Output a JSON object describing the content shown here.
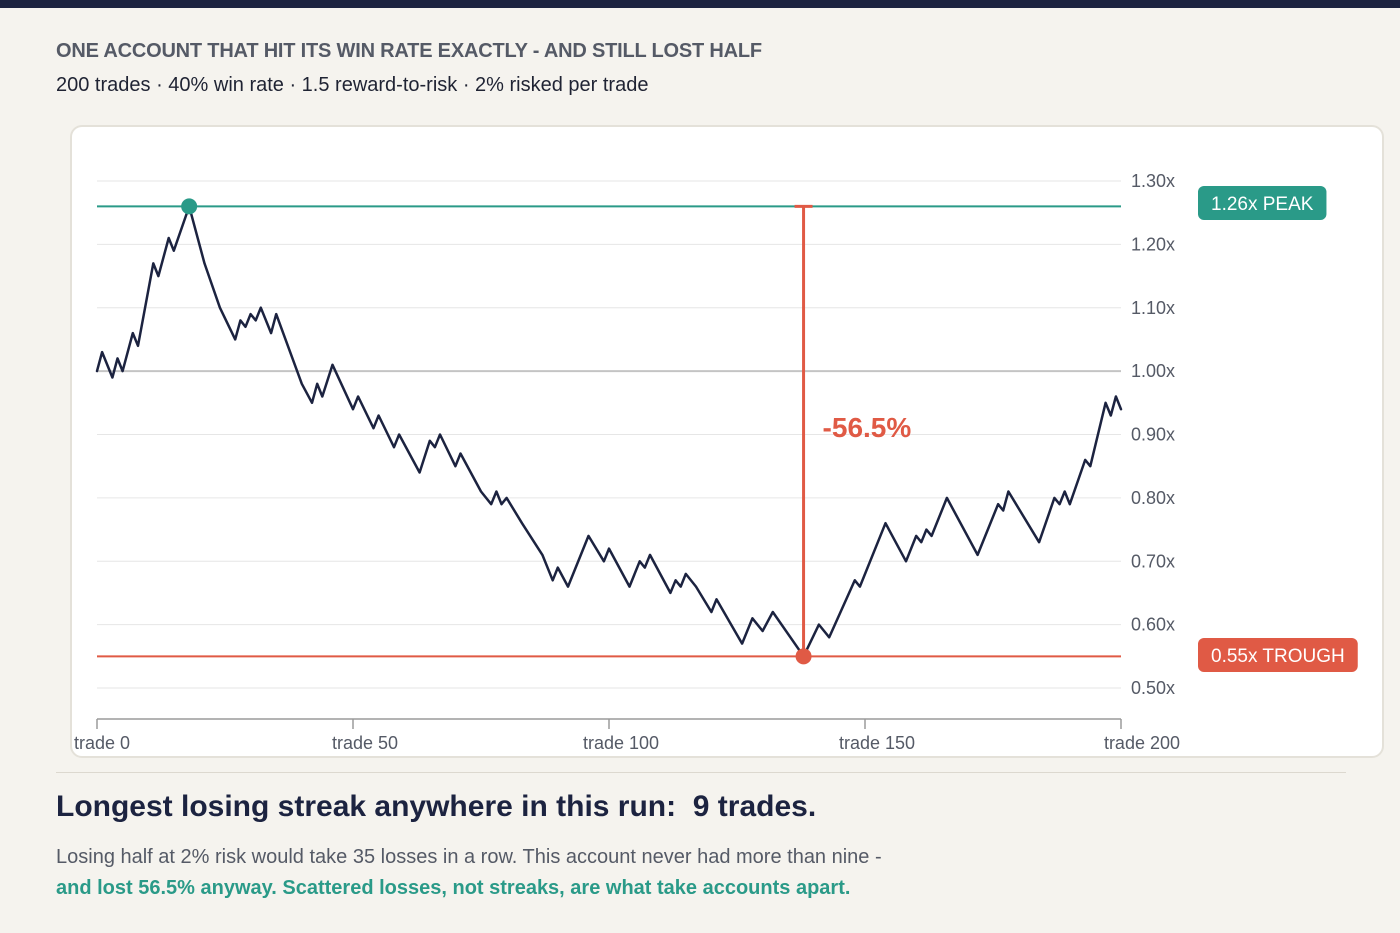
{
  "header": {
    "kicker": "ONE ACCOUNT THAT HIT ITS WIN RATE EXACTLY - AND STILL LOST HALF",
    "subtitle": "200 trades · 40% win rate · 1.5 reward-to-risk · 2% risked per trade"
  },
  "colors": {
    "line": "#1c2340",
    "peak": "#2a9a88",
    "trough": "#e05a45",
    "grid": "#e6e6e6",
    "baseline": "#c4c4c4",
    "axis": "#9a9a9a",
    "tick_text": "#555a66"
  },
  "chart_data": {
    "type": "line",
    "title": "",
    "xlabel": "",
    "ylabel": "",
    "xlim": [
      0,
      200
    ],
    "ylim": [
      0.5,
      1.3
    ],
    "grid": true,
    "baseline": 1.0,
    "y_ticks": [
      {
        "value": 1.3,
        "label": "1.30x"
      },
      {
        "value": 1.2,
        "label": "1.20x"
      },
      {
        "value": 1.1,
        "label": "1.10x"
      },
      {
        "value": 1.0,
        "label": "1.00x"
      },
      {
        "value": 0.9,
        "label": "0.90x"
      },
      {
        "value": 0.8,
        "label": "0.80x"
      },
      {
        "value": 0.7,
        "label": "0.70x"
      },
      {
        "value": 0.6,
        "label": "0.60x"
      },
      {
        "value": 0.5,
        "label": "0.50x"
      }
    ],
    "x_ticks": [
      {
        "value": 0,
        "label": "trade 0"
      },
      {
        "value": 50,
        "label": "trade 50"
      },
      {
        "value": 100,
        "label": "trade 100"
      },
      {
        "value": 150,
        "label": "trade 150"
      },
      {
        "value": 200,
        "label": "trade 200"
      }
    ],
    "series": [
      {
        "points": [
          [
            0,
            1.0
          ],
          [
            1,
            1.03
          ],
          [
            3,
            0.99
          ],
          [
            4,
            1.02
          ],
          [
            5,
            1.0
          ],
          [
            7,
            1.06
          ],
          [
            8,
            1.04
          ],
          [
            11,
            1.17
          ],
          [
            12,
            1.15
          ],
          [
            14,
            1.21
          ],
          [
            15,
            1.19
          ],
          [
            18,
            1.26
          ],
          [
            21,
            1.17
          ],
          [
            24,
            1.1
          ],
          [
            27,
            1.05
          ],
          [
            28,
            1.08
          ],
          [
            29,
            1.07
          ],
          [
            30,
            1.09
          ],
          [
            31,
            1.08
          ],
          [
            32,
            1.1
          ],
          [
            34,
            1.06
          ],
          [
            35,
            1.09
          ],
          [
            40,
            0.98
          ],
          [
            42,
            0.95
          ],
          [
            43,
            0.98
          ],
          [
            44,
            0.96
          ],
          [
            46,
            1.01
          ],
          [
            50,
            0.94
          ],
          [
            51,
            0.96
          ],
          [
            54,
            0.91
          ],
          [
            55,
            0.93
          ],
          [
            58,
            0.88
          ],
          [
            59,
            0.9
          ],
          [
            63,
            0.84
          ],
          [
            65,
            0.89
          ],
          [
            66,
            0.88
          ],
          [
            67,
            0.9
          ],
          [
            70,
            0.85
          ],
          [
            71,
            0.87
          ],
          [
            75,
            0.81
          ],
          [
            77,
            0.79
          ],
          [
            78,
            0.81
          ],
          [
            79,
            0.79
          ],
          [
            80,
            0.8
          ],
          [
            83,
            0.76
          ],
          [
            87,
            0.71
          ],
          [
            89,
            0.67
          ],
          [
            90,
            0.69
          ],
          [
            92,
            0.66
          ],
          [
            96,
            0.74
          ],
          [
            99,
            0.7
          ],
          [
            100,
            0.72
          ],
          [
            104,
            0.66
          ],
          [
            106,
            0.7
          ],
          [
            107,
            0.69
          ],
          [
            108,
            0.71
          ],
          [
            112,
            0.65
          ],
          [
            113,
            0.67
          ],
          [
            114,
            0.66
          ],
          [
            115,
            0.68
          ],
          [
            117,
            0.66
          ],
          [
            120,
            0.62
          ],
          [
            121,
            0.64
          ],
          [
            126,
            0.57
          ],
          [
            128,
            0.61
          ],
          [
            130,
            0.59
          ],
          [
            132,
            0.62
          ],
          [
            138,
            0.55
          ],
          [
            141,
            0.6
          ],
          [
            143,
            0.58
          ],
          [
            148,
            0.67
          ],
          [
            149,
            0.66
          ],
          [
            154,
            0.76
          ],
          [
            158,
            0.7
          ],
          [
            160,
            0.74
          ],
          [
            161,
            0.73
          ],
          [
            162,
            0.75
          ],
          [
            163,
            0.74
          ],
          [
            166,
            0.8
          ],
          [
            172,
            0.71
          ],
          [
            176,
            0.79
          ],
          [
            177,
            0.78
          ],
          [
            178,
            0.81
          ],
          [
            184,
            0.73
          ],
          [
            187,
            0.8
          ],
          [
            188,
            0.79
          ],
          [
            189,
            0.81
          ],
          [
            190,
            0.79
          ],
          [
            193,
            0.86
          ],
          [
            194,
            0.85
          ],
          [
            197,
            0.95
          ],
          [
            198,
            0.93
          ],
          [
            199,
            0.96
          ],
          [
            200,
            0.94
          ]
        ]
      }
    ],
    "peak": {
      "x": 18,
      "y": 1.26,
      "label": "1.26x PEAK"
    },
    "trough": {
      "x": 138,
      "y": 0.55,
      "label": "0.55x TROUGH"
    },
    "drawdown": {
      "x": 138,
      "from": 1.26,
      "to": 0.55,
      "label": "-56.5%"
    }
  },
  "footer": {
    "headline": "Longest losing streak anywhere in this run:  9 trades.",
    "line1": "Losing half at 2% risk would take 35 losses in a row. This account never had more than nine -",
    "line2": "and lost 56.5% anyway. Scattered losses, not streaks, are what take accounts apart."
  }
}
--------------------------------------------------
▶ [GOAL OF THE EXERCISE]: Look through the material above. Copy each line where the word "take" appears.

▶ [TASK RESPONSE]:
    "line1": "Losing half at 2% risk would take 35 losses in a row. This account never had more than nine -",
    "line2": "and lost 56.5% anyway. Scattered losses, not streaks, are what take accounts apart."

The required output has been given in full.